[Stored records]
:::::

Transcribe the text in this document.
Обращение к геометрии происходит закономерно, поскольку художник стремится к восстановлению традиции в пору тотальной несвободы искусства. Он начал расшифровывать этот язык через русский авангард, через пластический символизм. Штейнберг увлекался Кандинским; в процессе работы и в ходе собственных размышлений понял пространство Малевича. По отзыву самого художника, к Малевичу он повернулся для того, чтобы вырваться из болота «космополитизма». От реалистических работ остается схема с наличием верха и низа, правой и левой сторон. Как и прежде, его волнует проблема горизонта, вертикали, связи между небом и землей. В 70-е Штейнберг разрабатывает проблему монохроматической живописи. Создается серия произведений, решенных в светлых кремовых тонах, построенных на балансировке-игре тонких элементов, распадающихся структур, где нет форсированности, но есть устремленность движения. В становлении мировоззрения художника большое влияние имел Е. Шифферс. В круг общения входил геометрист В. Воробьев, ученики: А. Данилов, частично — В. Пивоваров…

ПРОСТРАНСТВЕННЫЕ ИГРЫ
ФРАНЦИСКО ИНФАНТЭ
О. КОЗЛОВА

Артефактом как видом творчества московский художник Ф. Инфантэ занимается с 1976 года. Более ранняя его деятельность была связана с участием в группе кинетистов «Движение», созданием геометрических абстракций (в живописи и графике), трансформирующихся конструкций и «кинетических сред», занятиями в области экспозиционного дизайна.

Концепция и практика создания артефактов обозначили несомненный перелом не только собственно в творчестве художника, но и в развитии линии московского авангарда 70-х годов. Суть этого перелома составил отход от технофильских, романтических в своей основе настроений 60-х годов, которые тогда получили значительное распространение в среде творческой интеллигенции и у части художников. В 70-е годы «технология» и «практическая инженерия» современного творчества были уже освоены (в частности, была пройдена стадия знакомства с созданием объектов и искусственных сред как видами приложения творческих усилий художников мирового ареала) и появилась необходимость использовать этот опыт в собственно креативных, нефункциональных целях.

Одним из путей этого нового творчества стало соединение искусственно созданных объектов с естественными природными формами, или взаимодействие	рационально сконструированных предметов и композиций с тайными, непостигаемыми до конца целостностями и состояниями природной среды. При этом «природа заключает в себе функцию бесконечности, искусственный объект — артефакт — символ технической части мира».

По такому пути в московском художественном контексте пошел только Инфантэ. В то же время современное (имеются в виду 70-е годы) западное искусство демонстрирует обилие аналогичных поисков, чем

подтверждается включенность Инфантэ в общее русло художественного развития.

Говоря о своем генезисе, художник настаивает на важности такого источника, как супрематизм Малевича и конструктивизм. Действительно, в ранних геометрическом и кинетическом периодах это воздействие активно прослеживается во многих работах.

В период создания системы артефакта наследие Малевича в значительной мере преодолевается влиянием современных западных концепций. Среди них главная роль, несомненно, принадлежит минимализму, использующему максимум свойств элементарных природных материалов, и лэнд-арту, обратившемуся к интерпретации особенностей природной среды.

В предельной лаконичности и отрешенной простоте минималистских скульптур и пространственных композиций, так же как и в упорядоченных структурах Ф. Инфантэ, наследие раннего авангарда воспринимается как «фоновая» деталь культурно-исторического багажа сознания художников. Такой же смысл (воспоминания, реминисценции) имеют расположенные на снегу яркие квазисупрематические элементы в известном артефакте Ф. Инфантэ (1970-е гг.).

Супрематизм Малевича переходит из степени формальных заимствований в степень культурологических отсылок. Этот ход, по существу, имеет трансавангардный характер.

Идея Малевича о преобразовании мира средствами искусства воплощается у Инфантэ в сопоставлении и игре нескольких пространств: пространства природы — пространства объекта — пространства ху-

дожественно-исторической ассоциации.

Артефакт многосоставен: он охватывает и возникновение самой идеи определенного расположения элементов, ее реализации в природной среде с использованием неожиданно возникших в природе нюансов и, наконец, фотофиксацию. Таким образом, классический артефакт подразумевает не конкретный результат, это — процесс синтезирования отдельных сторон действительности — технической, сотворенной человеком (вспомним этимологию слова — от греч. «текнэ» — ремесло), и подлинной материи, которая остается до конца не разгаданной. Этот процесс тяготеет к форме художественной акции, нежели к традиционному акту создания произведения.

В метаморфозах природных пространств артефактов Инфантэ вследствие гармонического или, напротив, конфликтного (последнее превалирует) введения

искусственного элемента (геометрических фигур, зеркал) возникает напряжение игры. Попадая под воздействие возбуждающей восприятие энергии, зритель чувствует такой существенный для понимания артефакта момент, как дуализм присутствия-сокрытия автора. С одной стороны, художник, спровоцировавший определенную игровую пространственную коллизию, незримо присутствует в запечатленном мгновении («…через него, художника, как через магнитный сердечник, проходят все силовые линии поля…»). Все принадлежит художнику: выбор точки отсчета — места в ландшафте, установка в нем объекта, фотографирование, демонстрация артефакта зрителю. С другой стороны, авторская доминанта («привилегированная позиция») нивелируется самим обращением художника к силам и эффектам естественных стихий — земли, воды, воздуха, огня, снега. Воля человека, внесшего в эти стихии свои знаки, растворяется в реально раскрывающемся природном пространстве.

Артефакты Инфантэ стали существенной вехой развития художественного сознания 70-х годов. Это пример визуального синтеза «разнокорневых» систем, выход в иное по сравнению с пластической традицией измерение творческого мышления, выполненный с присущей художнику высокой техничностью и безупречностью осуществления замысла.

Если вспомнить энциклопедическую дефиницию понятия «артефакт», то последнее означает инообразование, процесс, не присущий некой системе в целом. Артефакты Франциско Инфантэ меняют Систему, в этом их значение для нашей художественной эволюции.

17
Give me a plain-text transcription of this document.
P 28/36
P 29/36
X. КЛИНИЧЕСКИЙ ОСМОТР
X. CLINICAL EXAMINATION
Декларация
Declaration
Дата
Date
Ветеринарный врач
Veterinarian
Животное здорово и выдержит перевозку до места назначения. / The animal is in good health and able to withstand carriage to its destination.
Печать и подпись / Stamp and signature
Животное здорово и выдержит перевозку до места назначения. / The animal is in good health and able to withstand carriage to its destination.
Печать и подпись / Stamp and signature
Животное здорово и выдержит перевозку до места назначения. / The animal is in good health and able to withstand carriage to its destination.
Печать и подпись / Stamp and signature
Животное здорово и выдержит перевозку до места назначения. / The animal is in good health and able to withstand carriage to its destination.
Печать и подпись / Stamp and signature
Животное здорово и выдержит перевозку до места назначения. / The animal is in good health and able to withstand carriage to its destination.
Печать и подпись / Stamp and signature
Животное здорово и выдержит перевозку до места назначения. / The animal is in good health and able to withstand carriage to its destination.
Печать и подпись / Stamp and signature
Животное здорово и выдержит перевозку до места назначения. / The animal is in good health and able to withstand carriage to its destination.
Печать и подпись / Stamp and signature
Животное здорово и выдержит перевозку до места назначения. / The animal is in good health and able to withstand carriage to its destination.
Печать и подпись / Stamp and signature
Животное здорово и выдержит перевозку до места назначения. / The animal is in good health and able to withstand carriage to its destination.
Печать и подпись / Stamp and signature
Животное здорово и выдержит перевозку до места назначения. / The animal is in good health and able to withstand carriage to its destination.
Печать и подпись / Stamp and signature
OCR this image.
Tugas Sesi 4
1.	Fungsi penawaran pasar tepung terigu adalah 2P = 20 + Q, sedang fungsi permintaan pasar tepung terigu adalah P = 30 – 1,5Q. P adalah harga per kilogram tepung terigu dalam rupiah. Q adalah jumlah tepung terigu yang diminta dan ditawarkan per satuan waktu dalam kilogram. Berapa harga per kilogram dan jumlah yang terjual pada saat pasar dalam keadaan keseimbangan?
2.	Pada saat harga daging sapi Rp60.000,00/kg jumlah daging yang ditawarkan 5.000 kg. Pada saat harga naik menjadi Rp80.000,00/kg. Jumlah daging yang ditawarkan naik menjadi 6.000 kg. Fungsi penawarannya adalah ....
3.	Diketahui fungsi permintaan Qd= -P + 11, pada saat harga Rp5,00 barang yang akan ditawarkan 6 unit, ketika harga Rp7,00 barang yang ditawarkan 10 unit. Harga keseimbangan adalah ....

:::::

Search the data above for the string "document" and return every line that has it.

Reply -
Transcribe the text in this document.
Give me a plain-text transcription of this document.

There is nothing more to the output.